-- START OF DATASET CONTENT --
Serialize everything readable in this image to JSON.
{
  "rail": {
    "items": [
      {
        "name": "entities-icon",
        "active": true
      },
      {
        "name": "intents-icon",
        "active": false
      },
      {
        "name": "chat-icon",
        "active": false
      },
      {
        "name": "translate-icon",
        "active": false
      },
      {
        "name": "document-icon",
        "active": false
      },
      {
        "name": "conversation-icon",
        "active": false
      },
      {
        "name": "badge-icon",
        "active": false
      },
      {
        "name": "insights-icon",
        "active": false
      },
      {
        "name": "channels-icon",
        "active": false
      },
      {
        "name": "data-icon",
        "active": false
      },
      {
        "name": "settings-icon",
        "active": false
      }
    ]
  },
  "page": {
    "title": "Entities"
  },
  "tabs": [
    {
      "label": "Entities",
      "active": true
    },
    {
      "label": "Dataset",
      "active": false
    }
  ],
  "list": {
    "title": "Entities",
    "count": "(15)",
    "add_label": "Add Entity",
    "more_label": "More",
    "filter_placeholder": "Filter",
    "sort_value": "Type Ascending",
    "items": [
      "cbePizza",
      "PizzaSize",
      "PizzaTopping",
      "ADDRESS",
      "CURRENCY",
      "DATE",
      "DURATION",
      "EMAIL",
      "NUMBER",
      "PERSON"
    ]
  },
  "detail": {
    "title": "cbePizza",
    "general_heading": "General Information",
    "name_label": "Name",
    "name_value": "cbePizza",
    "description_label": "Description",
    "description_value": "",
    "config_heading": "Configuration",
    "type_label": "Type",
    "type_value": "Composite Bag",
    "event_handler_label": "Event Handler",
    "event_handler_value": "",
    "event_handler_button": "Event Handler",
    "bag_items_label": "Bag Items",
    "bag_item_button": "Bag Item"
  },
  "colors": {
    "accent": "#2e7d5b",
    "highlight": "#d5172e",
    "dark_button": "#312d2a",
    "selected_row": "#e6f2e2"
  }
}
-- END OF DATASET CONTENT --
-- EXERCISE PROMPT --
Take the listing above and set it down exactly.

-- EXERCISE SOLUTION --
Serialize everything readable in this image to JSON.
{
  "rail": {
    "items": [
      {
        "name": "entities-icon",
        "active": true
      },
      {
        "name": "intents-icon",
        "active": false
      },
      {
        "name": "chat-icon",
        "active": false
      },
      {
        "name": "translate-icon",
        "active": false
      },
      {
        "name": "document-icon",
        "active": false
      },
      {
        "name": "conversation-icon",
        "active": false
      },
      {
        "name": "badge-icon",
        "active": false
      },
      {
        "name": "insights-icon",
        "active": false
      },
      {
        "name": "channels-icon",
        "active": false
      },
      {
        "name": "data-icon",
        "active": false
      },
      {
        "name": "settings-icon",
        "active": false
      }
    ]
  },
  "page": {
    "title": "Entities"
  },
  "tabs": [
    {
      "label": "Entities",
      "active": true
    },
    {
      "label": "Dataset",
      "active": false
    }
  ],
  "list": {
    "title": "Entities",
    "count": "(15)",
    "add_label": "Add Entity",
    "more_label": "More",
    "filter_placeholder": "Filter",
    "sort_value": "Type Ascending",
    "items": [
      "cbePizza",
      "PizzaSize",
      "PizzaTopping",
      "ADDRESS",
      "CURRENCY",
      "DATE",
      "DURATION",
      "EMAIL",
      "NUMBER",
      "PERSON"
    ]
  },
  "detail": {
    "title": "cbePizza",
    "general_heading": "General Information",
    "name_label": "Name",
    "name_value": "cbePizza",
    "description_label": "Description",
    "description_value": "",
    "config_heading": "Configuration",
    "type_label": "Type",
    "type_value": "Composite Bag",
    "event_handler_label": "Event Handler",
    "event_handler_value": "",
    "event_handler_button": "Event Handler",
    "bag_items_label": "Bag Items",
    "bag_item_button": "Bag Item"
  },
  "colors": {
    "accent": "#2e7d5b",
    "highlight": "#d5172e",
    "dark_button": "#312d2a",
    "selected_row": "#e6f2e2"
  }
}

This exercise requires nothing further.